* [TASK DETAILS]:
Track down every line below that holds "injection" and copy it.

* [SUPPLIED RECORDS]:
------------------------------------------------------------
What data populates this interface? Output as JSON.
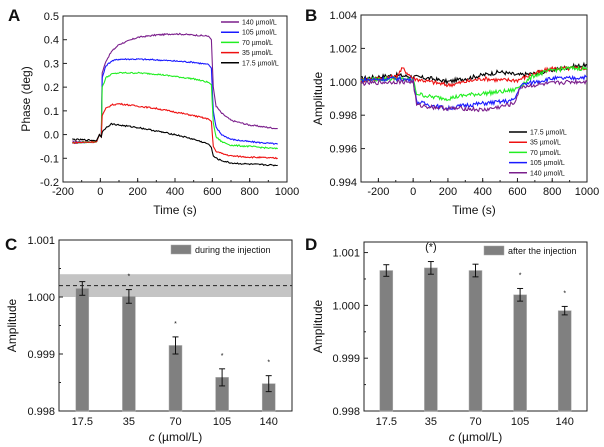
{
  "chart_data": [
    {
      "panel": "A",
      "type": "line",
      "xlabel": "Time (s)",
      "ylabel": "Phase (deg)",
      "xlim": [
        -200,
        1000
      ],
      "ylim": [
        -0.2,
        0.5
      ],
      "xticks": [
        -200,
        0,
        200,
        400,
        600,
        800,
        1000
      ],
      "yticks": [
        "-0.2",
        "-0.1",
        "0.0",
        "0.1",
        "0.2",
        "0.3",
        "0.4",
        "0.5"
      ],
      "legend_position": "top-right",
      "series": [
        {
          "name": "140 µmol/L",
          "color": "#7b1f8c",
          "x": [
            -150,
            -20,
            -5,
            5,
            10,
            30,
            60,
            100,
            200,
            300,
            400,
            500,
            580,
            595,
            605,
            620,
            650,
            700,
            800,
            950
          ],
          "y": [
            -0.03,
            -0.03,
            0.0,
            -0.01,
            0.26,
            0.31,
            0.35,
            0.38,
            0.41,
            0.42,
            0.425,
            0.42,
            0.415,
            0.4,
            0.2,
            0.12,
            0.09,
            0.06,
            0.04,
            0.025
          ]
        },
        {
          "name": "105 µmol/L",
          "color": "#1a1aff",
          "x": [
            -150,
            -20,
            -5,
            5,
            10,
            30,
            60,
            100,
            200,
            300,
            400,
            500,
            580,
            595,
            605,
            620,
            650,
            700,
            800,
            950
          ],
          "y": [
            -0.035,
            -0.03,
            0.0,
            -0.01,
            0.24,
            0.29,
            0.31,
            0.318,
            0.318,
            0.315,
            0.31,
            0.305,
            0.295,
            0.28,
            0.1,
            0.03,
            0.0,
            -0.02,
            -0.03,
            -0.04
          ]
        },
        {
          "name": "70 µmol/L",
          "color": "#22ee22",
          "x": [
            -150,
            -20,
            -5,
            5,
            10,
            30,
            60,
            100,
            200,
            300,
            400,
            500,
            580,
            595,
            605,
            620,
            650,
            700,
            800,
            950
          ],
          "y": [
            -0.035,
            -0.03,
            0.0,
            -0.01,
            0.2,
            0.24,
            0.255,
            0.26,
            0.26,
            0.255,
            0.245,
            0.235,
            0.22,
            0.21,
            0.05,
            -0.01,
            -0.03,
            -0.045,
            -0.05,
            -0.06
          ]
        },
        {
          "name": "35 µmol/L",
          "color": "#ee1111",
          "x": [
            -150,
            -20,
            -5,
            5,
            10,
            30,
            60,
            100,
            200,
            300,
            400,
            500,
            580,
            595,
            605,
            620,
            650,
            700,
            800,
            950
          ],
          "y": [
            -0.035,
            -0.03,
            0.0,
            -0.01,
            0.08,
            0.11,
            0.125,
            0.13,
            0.12,
            0.11,
            0.095,
            0.08,
            0.065,
            0.055,
            -0.05,
            -0.07,
            -0.08,
            -0.09,
            -0.095,
            -0.1
          ]
        },
        {
          "name": "17.5 µmol/L",
          "color": "#000000",
          "x": [
            -150,
            -20,
            -5,
            5,
            10,
            30,
            60,
            100,
            200,
            300,
            400,
            500,
            580,
            595,
            605,
            620,
            650,
            700,
            800,
            950
          ],
          "y": [
            -0.02,
            -0.025,
            0.0,
            -0.01,
            0.01,
            0.03,
            0.045,
            0.04,
            0.03,
            0.015,
            0.0,
            -0.02,
            -0.04,
            -0.055,
            -0.09,
            -0.1,
            -0.11,
            -0.12,
            -0.125,
            -0.13
          ]
        }
      ]
    },
    {
      "panel": "B",
      "type": "line",
      "xlabel": "Time (s)",
      "ylabel": "Amplitude",
      "xlim": [
        -300,
        1000
      ],
      "ylim": [
        0.994,
        1.004
      ],
      "xticks": [
        -200,
        0,
        200,
        400,
        600,
        800,
        1000
      ],
      "yticks": [
        "0.994",
        "0.996",
        "0.998",
        "1.000",
        "1.002",
        "1.004"
      ],
      "legend_position": "bottom-right",
      "series": [
        {
          "name": "17.5 µmol/L",
          "color": "#000000",
          "x": [
            -300,
            -100,
            0,
            100,
            200,
            300,
            400,
            500,
            600,
            700,
            800,
            900,
            1000
          ],
          "y": [
            1.0002,
            1.0004,
            1.0003,
            1.0002,
            1.0,
            1.0002,
            1.0004,
            1.0006,
            1.0004,
            1.0005,
            1.0007,
            1.0009,
            1.001
          ]
        },
        {
          "name": "35 µmol/L",
          "color": "#ee1111",
          "x": [
            -300,
            -100,
            -60,
            0,
            100,
            200,
            300,
            400,
            500,
            600,
            700,
            800,
            900,
            1000
          ],
          "y": [
            1.0001,
            1.0003,
            1.0008,
            1.0002,
            1.0,
            0.9998,
            1.0,
            1.0002,
            1.0001,
            1.0001,
            1.0005,
            1.0008,
            1.0008,
            1.0008
          ]
        },
        {
          "name": "70 µmol/L",
          "color": "#22ee22",
          "x": [
            -300,
            -100,
            0,
            20,
            100,
            200,
            300,
            400,
            500,
            580,
            620,
            700,
            800,
            900,
            1000
          ],
          "y": [
            1.0001,
            1.0002,
            1.0001,
            0.9993,
            0.9991,
            0.999,
            0.9992,
            0.9993,
            0.9994,
            0.9995,
            0.9998,
            1.0004,
            1.0007,
            1.0008,
            1.0008
          ]
        },
        {
          "name": "105 µmol/L",
          "color": "#1a1aff",
          "x": [
            -300,
            -100,
            0,
            20,
            100,
            200,
            300,
            400,
            500,
            580,
            620,
            700,
            800,
            900,
            1000
          ],
          "y": [
            1.0001,
            1.0002,
            1.0001,
            0.9988,
            0.9986,
            0.9984,
            0.9986,
            0.9987,
            0.9988,
            0.9989,
            0.9998,
            1.0,
            1.0002,
            1.0002,
            1.0003
          ]
        },
        {
          "name": "140 µmol/L",
          "color": "#7b1f8c",
          "x": [
            -300,
            -100,
            0,
            20,
            100,
            200,
            300,
            400,
            500,
            580,
            620,
            700,
            800,
            900,
            1000
          ],
          "y": [
            0.9999,
            1.0,
            1.0,
            0.9986,
            0.9985,
            0.9984,
            0.9984,
            0.9983,
            0.9985,
            0.9987,
            0.9997,
            0.9998,
            0.9999,
            1.0,
            1.0
          ]
        }
      ]
    },
    {
      "panel": "C",
      "type": "bar",
      "xlabel_italic": "c",
      "xlabel_rest": " (µmol/L)",
      "ylabel": "Amplitude",
      "categories": [
        "17.5",
        "35",
        "70",
        "105",
        "140"
      ],
      "values": [
        1.00015,
        1.00001,
        0.99915,
        0.99859,
        0.99848
      ],
      "errors": [
        0.00012,
        0.00012,
        0.00015,
        0.00015,
        0.00014
      ],
      "significance": [
        "",
        "*",
        "*",
        "*",
        "*"
      ],
      "ylim": [
        0.998,
        1.001
      ],
      "yticks": [
        "0.998",
        "0.999",
        "1.000",
        "1.001"
      ],
      "reference_line": 1.0002,
      "reference_band": [
        1.0,
        1.0004
      ],
      "legend": "during the injection",
      "legend_position": "top-right",
      "bar_color": "#808080"
    },
    {
      "panel": "D",
      "type": "bar",
      "xlabel_italic": "c",
      "xlabel_rest": " (µmol/L)",
      "ylabel": "Amplitude",
      "categories": [
        "17.5",
        "35",
        "70",
        "105",
        "140"
      ],
      "values": [
        1.00066,
        1.00071,
        1.00066,
        1.0002,
        0.9999
      ],
      "errors": [
        0.00011,
        0.00012,
        0.00012,
        0.00012,
        8e-05
      ],
      "significance": [
        "",
        "(*)",
        "",
        "*",
        "*"
      ],
      "ylim": [
        0.998,
        1.0012
      ],
      "yticks": [
        "0.998",
        "0.999",
        "1.000",
        "1.001"
      ],
      "legend": "after the injection",
      "legend_position": "top-right",
      "bar_color": "#808080"
    }
  ],
  "panel_labels": [
    "A",
    "B",
    "C",
    "D"
  ]
}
------------------------------------------------------------
* [OUTPUT BELOW]:
      "legend": "during the injection",
      "legend": "after the injection",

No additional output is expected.